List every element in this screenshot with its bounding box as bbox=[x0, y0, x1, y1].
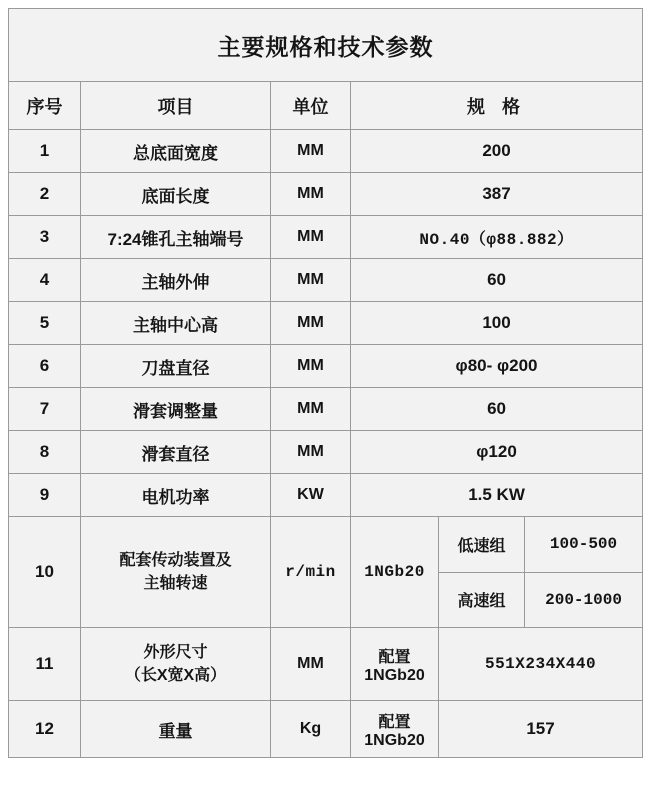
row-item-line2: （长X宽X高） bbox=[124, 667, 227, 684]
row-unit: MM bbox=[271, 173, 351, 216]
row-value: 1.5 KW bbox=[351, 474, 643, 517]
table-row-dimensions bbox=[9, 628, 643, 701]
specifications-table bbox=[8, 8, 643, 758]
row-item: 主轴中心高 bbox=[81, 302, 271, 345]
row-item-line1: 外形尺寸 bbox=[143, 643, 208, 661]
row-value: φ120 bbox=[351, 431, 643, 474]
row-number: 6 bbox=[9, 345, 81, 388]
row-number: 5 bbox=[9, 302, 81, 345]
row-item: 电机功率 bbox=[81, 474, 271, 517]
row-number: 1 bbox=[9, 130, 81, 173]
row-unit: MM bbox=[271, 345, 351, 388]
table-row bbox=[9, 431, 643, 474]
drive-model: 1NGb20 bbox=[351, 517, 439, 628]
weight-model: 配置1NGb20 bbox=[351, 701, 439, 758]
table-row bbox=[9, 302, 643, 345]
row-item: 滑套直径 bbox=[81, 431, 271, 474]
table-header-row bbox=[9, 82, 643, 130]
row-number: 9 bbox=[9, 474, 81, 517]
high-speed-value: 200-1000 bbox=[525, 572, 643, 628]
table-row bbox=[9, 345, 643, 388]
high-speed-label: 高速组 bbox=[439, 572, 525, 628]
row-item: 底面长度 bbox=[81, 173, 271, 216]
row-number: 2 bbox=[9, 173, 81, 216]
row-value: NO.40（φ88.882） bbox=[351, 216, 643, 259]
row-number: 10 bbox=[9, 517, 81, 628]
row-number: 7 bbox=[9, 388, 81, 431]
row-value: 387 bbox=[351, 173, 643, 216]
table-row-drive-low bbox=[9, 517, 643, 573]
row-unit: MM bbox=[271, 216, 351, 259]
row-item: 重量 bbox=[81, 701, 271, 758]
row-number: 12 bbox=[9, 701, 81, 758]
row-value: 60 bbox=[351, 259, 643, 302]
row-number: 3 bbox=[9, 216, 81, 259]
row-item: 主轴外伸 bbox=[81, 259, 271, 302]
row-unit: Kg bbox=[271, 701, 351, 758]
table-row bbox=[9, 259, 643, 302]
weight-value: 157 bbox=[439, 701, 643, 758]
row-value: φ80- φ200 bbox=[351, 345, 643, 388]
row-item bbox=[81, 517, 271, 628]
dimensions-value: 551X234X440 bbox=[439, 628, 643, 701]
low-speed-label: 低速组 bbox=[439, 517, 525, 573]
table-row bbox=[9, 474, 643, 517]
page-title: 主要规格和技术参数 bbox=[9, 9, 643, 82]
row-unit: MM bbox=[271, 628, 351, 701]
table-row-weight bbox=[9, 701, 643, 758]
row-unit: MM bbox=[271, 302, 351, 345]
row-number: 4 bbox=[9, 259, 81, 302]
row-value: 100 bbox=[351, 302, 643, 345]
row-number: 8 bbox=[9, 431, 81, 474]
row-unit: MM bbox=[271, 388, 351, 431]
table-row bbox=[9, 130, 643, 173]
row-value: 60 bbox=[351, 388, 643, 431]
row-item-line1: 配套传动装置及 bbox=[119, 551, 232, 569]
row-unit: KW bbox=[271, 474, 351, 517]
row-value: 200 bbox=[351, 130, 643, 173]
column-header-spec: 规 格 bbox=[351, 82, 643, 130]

──────────

*Task to carry out*
Count the lines of the material above that contain the string "high", matching case exactly, and give only the number.

*Answer to the exercise*
2